◆ **Exercise aim**:
Please copy every line of the records below that holds the word "Ejemplo".

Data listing
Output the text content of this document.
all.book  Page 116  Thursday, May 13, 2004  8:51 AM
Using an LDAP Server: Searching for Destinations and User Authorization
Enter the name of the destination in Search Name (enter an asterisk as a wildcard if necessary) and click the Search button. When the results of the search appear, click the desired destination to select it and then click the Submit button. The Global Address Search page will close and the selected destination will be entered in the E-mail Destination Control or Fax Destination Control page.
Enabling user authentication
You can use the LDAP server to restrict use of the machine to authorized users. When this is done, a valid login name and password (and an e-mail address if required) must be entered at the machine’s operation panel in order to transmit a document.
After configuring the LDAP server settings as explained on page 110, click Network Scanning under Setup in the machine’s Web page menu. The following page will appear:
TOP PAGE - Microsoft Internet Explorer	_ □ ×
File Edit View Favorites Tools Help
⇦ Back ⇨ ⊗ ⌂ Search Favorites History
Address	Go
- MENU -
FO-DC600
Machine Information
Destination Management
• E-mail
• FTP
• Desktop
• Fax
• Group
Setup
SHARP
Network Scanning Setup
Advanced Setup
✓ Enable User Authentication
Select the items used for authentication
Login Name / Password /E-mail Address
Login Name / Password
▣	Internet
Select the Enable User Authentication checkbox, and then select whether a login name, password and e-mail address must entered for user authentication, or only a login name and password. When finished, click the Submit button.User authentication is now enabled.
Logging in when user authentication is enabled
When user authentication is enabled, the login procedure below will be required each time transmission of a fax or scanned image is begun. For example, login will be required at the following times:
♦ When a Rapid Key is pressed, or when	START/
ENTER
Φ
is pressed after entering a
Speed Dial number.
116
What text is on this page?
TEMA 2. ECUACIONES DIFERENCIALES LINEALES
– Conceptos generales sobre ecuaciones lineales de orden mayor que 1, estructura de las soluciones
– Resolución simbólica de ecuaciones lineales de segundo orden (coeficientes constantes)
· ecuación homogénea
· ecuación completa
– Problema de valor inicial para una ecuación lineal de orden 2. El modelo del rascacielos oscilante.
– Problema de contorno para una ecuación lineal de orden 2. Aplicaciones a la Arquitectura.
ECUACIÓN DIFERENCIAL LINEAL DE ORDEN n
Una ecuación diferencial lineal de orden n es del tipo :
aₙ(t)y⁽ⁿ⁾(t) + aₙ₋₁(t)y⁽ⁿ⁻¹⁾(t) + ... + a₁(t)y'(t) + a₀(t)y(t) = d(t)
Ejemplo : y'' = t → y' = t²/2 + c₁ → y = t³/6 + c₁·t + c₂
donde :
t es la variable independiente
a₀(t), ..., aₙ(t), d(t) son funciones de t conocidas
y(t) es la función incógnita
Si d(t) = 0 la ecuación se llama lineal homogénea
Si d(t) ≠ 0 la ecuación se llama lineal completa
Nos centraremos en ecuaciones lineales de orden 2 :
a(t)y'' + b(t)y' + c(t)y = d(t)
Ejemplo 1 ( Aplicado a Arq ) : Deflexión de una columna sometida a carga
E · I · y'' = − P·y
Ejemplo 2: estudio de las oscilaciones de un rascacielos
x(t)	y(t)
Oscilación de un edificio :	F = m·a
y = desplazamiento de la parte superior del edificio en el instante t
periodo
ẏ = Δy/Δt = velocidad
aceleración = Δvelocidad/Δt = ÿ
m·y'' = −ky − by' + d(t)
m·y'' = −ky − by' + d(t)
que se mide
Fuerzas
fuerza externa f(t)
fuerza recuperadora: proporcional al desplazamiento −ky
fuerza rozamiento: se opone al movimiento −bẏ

---

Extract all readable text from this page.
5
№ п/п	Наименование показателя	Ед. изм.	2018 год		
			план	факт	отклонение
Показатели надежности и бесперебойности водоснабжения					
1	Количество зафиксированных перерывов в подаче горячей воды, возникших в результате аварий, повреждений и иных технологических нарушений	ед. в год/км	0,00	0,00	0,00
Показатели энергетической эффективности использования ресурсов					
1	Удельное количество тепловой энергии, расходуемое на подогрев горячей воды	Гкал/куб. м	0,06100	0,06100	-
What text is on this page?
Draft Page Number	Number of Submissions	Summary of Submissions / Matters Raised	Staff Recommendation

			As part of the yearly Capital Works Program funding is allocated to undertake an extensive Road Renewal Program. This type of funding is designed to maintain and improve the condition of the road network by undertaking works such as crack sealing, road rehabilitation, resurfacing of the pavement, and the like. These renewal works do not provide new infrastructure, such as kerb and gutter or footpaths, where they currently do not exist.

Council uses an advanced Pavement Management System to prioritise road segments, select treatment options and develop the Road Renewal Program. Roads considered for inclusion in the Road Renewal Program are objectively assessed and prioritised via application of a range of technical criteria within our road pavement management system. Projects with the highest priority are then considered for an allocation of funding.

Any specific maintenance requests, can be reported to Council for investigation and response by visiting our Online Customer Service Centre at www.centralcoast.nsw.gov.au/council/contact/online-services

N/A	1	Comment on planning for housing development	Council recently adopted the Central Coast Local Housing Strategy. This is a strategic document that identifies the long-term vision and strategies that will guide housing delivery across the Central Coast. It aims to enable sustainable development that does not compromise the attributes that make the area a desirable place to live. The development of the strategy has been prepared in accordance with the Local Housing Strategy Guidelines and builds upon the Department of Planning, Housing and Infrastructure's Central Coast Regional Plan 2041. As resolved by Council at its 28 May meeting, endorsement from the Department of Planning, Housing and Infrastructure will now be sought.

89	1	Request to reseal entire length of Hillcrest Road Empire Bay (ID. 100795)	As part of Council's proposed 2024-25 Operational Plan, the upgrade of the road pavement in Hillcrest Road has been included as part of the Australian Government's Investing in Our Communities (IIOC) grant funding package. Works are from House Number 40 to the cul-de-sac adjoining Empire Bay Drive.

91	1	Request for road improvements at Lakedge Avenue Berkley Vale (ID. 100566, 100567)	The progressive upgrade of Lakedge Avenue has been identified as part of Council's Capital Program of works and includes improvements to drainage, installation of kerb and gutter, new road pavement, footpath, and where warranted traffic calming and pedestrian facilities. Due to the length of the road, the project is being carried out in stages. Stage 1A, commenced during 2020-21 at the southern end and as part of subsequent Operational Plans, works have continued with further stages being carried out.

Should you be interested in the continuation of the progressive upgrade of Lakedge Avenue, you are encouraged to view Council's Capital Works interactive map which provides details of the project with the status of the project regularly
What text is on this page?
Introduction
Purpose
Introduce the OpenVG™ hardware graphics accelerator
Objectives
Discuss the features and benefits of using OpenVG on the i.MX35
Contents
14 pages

◆ **Completed task**:
Ejemplo : y'' = t → y' = t²/2 + c₁ → y = t³/6 + c₁·t + c₂
Ejemplo 1 ( Aplicado a Arq ) : Deflexión de una columna sometida a carga
Ejemplo 2: estudio de las oscilaciones de un rascacielos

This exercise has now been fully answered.